Collected data entries:
↓
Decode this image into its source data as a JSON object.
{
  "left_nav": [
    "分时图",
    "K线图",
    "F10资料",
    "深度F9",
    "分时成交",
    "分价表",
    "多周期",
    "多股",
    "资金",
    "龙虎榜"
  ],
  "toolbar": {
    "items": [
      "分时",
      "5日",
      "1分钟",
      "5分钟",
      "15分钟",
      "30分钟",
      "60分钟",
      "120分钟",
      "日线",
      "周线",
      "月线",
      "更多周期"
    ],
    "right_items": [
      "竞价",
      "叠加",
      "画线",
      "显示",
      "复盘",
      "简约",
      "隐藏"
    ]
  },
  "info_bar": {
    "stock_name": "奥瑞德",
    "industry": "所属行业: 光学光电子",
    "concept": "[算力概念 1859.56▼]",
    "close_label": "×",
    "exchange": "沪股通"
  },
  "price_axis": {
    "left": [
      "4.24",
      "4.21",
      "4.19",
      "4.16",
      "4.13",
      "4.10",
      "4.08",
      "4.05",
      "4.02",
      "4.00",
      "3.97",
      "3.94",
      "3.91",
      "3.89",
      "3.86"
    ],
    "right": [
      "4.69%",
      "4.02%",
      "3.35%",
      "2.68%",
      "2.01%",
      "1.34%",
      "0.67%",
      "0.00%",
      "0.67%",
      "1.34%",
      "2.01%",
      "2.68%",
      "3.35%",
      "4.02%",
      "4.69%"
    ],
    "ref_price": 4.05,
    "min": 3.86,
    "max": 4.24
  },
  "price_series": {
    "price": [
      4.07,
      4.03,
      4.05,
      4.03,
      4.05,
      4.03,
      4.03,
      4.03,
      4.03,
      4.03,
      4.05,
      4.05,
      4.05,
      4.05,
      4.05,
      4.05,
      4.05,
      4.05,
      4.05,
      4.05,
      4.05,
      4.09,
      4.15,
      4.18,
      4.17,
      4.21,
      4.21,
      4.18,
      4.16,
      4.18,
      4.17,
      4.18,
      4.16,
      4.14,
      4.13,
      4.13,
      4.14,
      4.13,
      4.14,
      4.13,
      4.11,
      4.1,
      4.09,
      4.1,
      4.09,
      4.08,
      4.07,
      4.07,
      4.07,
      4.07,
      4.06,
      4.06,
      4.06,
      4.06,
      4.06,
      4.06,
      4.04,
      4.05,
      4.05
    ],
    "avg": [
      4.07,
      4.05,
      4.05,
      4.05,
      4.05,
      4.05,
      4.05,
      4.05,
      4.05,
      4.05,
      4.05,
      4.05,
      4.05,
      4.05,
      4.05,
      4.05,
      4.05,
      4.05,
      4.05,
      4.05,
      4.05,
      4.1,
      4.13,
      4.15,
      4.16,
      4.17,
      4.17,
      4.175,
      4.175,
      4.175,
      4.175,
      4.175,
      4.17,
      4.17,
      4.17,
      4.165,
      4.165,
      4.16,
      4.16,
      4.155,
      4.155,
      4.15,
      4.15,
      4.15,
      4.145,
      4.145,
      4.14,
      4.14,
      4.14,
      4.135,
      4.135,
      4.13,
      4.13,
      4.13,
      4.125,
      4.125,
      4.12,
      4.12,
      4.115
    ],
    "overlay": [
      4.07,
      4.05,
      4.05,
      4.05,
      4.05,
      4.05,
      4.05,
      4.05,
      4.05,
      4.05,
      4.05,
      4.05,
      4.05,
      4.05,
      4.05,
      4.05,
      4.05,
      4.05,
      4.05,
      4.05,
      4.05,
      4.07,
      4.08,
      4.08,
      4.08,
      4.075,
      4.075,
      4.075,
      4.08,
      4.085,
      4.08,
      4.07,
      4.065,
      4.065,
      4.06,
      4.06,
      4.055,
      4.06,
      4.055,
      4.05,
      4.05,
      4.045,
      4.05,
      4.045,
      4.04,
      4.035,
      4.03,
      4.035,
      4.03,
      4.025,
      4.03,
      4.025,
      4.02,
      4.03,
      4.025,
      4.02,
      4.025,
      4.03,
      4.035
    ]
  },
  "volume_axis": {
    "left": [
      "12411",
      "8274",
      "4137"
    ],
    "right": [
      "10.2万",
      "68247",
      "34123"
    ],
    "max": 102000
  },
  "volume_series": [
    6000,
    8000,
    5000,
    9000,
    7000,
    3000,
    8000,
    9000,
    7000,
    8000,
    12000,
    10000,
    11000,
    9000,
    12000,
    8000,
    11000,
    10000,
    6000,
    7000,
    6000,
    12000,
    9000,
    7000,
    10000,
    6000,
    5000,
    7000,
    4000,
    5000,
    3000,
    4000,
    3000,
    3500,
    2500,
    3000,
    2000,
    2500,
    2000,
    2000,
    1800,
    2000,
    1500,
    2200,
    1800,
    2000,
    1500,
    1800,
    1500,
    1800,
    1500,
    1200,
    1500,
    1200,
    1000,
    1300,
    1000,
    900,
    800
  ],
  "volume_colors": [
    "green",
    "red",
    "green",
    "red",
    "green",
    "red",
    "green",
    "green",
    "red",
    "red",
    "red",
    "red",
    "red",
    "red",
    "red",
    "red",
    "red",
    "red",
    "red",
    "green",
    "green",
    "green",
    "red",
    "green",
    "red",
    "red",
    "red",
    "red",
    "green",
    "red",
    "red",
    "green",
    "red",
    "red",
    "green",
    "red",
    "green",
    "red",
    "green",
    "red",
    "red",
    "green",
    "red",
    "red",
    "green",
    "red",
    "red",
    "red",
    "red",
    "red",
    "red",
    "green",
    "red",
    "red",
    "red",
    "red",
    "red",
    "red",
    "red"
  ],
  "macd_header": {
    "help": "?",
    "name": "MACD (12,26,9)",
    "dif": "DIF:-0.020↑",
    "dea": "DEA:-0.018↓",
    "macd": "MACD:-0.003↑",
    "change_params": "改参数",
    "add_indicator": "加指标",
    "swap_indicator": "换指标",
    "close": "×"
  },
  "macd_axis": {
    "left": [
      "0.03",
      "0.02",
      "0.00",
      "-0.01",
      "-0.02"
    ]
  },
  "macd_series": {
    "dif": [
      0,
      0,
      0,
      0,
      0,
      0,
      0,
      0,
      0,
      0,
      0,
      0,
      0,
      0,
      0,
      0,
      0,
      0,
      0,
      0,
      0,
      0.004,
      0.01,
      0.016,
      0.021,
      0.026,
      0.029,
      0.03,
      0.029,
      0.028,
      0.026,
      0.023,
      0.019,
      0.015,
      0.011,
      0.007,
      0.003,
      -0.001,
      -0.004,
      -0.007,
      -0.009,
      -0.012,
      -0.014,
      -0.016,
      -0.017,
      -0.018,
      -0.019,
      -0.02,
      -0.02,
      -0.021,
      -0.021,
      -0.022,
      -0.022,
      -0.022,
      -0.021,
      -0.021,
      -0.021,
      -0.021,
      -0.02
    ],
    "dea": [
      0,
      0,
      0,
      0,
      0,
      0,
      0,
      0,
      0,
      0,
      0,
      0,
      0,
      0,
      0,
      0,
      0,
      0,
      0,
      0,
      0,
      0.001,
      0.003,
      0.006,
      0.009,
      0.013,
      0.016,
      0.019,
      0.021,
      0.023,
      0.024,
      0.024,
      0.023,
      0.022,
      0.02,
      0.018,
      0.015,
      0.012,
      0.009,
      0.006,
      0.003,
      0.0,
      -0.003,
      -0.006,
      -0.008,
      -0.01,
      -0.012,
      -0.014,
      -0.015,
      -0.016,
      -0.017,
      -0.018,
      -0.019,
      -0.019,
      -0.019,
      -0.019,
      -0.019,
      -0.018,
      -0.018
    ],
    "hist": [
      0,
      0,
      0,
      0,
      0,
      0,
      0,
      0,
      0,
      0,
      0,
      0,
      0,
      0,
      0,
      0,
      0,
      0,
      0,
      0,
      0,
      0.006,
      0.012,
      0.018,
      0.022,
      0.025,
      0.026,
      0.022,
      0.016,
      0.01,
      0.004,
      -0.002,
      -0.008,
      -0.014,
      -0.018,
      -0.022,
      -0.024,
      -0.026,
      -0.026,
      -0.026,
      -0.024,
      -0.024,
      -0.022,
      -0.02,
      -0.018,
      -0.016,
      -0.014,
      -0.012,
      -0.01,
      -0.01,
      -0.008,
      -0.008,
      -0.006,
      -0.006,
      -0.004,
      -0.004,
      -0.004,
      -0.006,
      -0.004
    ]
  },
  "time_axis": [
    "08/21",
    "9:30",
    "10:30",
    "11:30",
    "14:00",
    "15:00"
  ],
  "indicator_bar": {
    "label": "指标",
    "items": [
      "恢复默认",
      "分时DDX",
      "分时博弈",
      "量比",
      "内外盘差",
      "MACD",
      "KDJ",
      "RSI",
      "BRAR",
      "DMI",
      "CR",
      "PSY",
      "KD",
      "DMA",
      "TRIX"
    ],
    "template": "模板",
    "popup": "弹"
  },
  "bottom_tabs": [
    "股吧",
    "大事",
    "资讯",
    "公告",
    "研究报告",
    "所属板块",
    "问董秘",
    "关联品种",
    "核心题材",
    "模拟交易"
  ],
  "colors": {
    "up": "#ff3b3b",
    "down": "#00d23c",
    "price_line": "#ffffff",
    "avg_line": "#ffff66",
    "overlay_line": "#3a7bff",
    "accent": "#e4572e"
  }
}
↑
↓
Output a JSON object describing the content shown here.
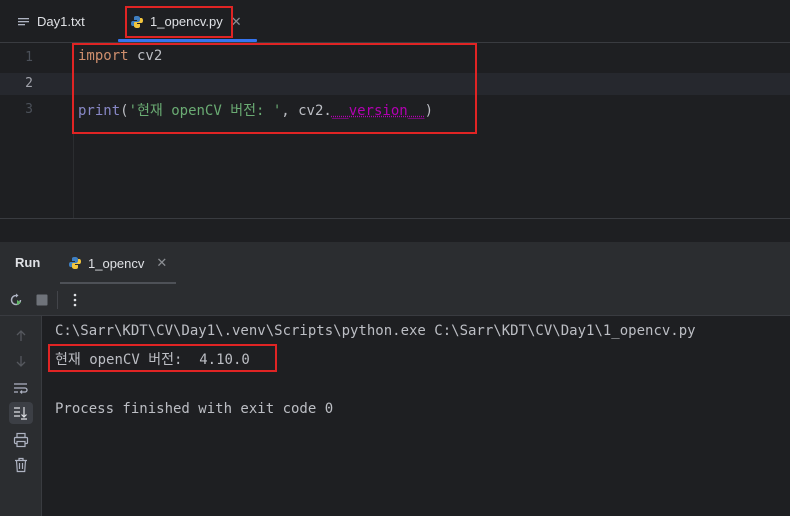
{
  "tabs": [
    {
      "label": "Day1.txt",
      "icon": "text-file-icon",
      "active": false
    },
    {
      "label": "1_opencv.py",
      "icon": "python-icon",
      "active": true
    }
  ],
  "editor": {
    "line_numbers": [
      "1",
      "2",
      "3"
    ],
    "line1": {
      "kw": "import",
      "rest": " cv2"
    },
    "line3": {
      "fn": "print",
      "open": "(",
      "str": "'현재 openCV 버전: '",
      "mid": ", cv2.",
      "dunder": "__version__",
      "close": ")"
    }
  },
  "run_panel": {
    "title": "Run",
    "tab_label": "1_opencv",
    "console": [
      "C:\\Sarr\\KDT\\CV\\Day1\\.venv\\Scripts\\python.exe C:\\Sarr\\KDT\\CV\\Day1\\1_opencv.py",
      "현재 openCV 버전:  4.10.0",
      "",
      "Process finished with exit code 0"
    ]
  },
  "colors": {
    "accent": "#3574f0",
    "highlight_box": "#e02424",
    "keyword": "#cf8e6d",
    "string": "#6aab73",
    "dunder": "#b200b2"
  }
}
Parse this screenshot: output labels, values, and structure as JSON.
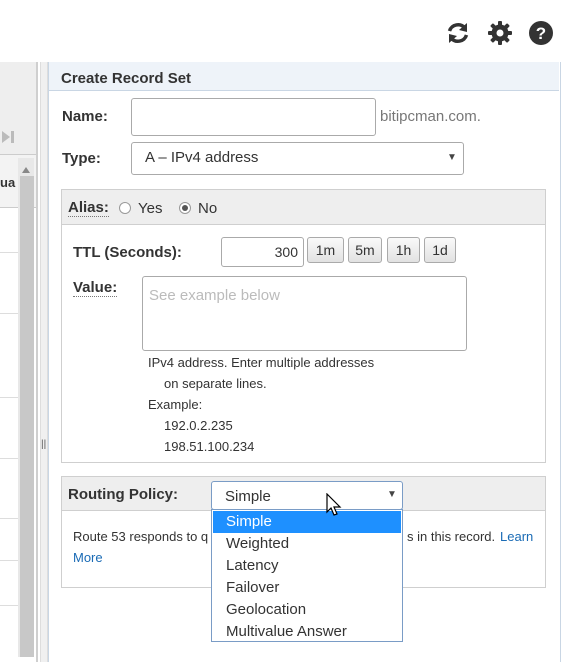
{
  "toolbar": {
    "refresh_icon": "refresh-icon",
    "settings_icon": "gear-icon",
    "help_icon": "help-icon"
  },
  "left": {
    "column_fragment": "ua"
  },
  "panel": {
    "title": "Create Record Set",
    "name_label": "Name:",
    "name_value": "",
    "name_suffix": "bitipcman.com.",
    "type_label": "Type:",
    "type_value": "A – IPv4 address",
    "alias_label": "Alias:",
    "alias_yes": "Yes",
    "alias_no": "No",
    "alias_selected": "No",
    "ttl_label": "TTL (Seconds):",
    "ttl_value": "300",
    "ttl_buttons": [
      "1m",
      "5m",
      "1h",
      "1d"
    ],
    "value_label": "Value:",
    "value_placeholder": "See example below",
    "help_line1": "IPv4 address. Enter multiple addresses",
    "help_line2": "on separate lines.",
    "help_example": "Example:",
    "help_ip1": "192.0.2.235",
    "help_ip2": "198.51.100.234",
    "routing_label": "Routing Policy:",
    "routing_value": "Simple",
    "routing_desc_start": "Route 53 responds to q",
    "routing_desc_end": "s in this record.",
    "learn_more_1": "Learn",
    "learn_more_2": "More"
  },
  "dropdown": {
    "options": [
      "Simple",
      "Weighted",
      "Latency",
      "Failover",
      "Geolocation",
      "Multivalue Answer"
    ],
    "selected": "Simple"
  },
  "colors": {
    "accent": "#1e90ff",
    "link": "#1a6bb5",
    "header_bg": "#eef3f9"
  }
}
↑
**Exercise**
Across the data, tally the lines containing "python" and give back the number alone.

**Problem solution**
2